(Task brief): Where a line holds the word "отбора", copy that line.

# start of Provided records

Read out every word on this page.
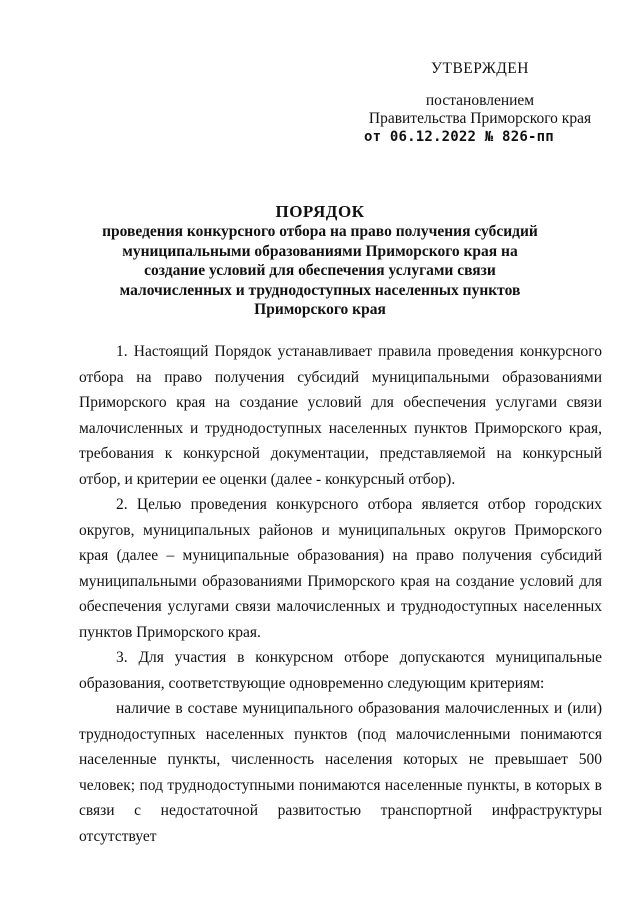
УТВЕРЖДЕН
постановлением
Правительства Приморского края
от 06.12.2022 № 826-пп
ПОРЯДОК
проведения конкурсного отбора на право получения субсидий муниципальными образованиями Приморского края на создание условий для обеспечения услугами связи малочисленных и труднодоступных населенных пунктов Приморского края

1. Настоящий Порядок устанавливает правила проведения конкурсного отбора на право получения субсидий муниципальными образованиями Приморского края на создание условий для обеспечения услугами связи малочисленных и труднодоступных населенных пунктов Приморского края, требования к конкурсной документации, представляемой на конкурсный отбор, и критерии ее оценки (далее - конкурсный отбор).

2. Целью проведения конкурсного отбора является отбор городских округов, муниципальных районов и муниципальных округов Приморского края (далее – муниципальные образования) на право получения субсидий муниципальными образованиями Приморского края на создание условий для обеспечения услугами связи малочисленных и труднодоступных населенных пунктов Приморского края.

3. Для участия в конкурсном отборе допускаются муниципальные образования, соответствующие одновременно следующим критериям:

наличие в составе муниципального образования малочисленных и (или) труднодоступных населенных пунктов (под малочисленными понимаются населенные пункты, численность населения которых не превышает 500 человек; под труднодоступными понимаются населенные пункты, в которых в связи с недостаточной развитостью транспортной инфраструктуры отсутствует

# end of Provided records

(Reply):
проведения конкурсного отбора на право получения субсидий муниципальными образованиями Приморского края на создание условий для обеспечения услугами связи малочисленных и труднодоступных населенных пунктов Приморского края
1. Настоящий Порядок устанавливает правила проведения конкурсного отбора на право получения субсидий муниципальными образованиями Приморского края на создание условий для обеспечения услугами связи малочисленных и труднодоступных населенных пунктов Приморского края, требования к конкурсной документации, представляемой на конкурсный отбор, и критерии ее оценки (далее - конкурсный отбор).
2. Целью проведения конкурсного отбора является отбор городских округов, муниципальных районов и муниципальных округов Приморского края (далее – муниципальные образования) на право получения субсидий муниципальными образованиями Приморского края на создание условий для обеспечения услугами связи малочисленных и труднодоступных населенных пунктов Приморского края.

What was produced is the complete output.